(Extracted data entries)
■ ■ ■ ■ ■ ■ ■
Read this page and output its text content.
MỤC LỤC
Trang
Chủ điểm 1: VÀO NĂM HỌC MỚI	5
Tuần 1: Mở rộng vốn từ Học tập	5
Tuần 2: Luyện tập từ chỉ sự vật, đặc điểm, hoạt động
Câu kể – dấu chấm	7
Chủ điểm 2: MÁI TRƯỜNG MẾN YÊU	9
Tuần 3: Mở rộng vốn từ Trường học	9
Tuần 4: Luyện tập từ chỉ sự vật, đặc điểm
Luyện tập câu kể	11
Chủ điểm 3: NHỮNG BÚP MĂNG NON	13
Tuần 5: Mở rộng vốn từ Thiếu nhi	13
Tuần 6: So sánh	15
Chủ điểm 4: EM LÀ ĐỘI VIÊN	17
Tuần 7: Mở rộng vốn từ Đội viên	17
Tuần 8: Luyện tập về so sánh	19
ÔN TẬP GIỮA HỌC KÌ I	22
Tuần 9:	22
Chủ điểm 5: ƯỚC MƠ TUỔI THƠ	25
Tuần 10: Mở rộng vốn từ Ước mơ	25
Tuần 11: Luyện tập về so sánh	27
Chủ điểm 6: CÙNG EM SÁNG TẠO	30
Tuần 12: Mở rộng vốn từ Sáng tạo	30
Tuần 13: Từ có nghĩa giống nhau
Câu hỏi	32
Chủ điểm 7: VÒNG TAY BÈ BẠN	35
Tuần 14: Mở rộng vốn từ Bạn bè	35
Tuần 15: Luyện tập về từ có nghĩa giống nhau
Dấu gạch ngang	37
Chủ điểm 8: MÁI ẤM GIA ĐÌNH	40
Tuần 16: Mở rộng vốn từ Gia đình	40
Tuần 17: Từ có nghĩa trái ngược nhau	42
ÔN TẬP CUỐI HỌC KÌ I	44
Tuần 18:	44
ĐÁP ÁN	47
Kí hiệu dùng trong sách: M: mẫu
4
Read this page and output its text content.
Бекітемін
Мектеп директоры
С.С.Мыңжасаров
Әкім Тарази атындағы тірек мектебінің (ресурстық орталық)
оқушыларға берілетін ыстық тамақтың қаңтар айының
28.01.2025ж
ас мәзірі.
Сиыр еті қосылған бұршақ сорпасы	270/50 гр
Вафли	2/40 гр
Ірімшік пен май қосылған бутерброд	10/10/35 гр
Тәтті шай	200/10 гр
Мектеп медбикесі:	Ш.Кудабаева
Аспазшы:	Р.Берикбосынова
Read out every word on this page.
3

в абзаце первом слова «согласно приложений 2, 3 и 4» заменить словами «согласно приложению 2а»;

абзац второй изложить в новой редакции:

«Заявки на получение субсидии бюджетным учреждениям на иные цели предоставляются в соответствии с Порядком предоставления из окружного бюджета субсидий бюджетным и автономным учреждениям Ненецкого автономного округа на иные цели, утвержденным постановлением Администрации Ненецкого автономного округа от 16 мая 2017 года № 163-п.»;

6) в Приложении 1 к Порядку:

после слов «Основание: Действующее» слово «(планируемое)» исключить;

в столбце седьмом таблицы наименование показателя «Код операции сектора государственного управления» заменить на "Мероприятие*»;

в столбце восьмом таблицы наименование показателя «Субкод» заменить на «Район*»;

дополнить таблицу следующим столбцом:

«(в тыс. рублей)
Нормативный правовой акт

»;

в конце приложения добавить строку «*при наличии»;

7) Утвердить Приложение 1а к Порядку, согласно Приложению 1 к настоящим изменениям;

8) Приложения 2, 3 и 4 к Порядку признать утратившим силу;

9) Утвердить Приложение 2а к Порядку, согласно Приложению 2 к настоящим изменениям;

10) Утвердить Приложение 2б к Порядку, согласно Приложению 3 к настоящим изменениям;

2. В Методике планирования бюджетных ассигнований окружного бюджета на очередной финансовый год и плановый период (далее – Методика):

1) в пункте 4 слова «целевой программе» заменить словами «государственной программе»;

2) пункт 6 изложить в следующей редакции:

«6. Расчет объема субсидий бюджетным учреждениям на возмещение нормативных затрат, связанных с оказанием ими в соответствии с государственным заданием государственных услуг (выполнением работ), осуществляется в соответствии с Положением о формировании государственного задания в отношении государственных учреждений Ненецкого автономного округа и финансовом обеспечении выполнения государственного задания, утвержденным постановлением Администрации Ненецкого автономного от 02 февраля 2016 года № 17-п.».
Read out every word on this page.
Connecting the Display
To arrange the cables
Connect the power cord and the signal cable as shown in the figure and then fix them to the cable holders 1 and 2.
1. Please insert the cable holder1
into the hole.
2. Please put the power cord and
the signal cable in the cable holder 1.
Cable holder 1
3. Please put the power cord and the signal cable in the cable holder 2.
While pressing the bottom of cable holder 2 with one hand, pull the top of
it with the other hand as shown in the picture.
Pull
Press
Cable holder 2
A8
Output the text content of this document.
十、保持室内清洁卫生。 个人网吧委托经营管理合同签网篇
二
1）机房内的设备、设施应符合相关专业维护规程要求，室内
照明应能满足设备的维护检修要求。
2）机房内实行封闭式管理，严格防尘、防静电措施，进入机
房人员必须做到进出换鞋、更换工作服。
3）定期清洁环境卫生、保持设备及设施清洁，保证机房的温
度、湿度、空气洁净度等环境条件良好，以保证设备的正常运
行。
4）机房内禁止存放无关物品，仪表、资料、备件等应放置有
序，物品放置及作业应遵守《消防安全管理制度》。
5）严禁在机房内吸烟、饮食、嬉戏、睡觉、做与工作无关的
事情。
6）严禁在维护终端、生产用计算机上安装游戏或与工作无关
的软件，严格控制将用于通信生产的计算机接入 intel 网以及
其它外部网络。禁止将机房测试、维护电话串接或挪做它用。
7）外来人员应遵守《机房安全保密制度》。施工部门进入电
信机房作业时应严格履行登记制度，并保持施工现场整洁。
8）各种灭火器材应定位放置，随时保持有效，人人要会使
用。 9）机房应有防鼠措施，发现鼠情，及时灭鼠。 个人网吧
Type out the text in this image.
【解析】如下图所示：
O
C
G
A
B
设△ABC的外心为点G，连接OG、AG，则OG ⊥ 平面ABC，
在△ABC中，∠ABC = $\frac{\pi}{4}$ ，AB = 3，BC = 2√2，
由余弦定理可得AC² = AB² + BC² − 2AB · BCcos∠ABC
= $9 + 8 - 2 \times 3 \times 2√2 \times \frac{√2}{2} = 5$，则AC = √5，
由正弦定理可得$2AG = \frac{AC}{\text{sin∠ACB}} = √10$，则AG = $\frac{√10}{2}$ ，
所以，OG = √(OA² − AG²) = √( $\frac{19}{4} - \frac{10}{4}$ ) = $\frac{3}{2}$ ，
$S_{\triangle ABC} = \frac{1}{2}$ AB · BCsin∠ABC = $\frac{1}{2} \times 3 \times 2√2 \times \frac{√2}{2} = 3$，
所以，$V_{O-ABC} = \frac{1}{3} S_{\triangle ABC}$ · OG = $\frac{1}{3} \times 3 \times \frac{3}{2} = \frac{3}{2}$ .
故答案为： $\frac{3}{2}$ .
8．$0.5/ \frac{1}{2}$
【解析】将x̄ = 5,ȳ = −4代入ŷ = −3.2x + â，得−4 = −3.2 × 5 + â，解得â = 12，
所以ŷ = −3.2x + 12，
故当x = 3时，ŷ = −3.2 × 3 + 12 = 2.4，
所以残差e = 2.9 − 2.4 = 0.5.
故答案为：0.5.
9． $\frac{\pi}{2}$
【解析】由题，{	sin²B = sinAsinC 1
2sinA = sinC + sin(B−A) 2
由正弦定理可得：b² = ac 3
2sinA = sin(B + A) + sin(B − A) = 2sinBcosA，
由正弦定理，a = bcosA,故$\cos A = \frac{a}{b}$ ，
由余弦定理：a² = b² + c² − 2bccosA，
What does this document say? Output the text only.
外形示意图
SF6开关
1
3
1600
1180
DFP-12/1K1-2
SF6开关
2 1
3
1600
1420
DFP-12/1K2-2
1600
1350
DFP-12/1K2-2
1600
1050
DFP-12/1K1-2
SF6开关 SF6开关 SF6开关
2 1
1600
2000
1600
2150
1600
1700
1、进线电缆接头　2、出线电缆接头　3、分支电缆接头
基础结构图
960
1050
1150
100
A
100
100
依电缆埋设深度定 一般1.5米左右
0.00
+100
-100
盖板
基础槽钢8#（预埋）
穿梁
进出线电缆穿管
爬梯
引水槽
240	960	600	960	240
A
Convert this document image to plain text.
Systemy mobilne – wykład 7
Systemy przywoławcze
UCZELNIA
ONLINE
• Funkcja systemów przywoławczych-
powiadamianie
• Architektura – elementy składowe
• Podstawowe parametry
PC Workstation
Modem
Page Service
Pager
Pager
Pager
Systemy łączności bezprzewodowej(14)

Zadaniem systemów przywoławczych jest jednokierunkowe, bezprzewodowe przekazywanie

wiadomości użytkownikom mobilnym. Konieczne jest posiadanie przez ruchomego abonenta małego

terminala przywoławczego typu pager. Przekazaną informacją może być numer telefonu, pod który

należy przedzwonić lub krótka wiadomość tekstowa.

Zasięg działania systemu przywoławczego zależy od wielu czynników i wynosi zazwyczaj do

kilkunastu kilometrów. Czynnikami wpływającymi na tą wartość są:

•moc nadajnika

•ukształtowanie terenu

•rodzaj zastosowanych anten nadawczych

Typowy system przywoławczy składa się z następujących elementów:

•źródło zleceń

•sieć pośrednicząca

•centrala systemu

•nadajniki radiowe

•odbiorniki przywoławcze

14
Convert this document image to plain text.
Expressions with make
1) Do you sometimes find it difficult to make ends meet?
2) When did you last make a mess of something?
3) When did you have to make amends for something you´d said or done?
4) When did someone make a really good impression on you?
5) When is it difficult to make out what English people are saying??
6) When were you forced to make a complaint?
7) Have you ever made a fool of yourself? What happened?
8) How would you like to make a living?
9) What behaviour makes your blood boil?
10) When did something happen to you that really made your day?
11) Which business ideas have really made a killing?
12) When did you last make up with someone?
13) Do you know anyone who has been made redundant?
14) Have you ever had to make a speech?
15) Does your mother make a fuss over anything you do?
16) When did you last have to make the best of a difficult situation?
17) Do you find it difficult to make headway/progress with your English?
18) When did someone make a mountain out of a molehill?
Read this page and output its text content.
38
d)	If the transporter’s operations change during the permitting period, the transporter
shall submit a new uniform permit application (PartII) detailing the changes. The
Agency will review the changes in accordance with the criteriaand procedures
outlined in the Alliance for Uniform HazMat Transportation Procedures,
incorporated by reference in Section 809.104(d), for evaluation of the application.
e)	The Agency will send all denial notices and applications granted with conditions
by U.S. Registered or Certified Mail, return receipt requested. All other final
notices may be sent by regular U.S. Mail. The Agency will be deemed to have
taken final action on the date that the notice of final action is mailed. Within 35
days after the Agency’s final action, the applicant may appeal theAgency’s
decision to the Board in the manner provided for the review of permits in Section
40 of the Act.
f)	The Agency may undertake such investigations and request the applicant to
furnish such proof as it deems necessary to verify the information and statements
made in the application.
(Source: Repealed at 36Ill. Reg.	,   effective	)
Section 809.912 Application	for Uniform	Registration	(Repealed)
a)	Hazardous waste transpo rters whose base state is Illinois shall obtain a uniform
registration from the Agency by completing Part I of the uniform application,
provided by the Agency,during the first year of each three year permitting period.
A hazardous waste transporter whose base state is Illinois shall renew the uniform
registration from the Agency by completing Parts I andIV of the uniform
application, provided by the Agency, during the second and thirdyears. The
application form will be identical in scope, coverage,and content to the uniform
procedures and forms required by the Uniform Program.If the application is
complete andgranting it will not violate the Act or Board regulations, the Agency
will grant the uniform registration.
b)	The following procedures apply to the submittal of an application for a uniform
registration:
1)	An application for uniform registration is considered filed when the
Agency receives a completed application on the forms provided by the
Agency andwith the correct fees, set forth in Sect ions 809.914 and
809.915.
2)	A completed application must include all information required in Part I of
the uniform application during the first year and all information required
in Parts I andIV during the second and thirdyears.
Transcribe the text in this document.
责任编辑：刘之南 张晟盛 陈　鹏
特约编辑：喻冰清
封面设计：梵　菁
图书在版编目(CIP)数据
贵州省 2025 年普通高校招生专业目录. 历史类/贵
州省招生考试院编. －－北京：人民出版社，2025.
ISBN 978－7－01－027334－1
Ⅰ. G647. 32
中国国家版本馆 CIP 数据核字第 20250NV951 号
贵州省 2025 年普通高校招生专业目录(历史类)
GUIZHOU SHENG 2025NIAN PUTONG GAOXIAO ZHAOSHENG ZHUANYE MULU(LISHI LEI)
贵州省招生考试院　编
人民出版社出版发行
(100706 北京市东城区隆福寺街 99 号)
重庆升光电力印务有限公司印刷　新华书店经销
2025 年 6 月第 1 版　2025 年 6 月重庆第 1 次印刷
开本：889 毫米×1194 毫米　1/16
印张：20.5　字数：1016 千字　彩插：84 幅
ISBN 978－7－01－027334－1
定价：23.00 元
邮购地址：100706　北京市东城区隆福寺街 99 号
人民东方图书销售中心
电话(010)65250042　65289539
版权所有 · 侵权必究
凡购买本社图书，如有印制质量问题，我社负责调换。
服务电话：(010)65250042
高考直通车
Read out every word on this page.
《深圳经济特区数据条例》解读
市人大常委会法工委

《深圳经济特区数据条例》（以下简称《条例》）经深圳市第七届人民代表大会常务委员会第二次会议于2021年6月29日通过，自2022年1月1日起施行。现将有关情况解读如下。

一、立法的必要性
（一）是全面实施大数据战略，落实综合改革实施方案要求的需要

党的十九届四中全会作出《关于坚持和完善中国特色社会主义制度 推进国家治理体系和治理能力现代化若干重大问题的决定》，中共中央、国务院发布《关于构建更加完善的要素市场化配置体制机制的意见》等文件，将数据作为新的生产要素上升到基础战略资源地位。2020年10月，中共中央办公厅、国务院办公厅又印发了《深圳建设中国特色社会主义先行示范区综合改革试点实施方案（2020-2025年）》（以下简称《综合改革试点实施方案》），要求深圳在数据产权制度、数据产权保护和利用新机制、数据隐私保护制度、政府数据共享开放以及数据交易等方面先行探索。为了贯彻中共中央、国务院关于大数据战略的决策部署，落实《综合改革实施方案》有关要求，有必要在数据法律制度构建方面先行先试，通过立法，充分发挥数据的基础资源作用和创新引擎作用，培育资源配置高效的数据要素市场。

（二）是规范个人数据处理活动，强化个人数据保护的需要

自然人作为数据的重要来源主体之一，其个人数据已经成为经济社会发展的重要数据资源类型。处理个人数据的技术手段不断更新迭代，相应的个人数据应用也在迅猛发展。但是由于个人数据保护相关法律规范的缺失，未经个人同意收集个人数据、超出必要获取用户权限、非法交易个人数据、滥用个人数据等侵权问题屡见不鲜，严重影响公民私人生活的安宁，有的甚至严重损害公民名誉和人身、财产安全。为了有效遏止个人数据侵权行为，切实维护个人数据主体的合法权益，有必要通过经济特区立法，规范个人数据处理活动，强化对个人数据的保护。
■ ■ ■ ■ ■ ■ ■
- [Directions for this task] Note how many lines of the material contain the string "something". Then report that number by itself.

- [Answer to the task] 3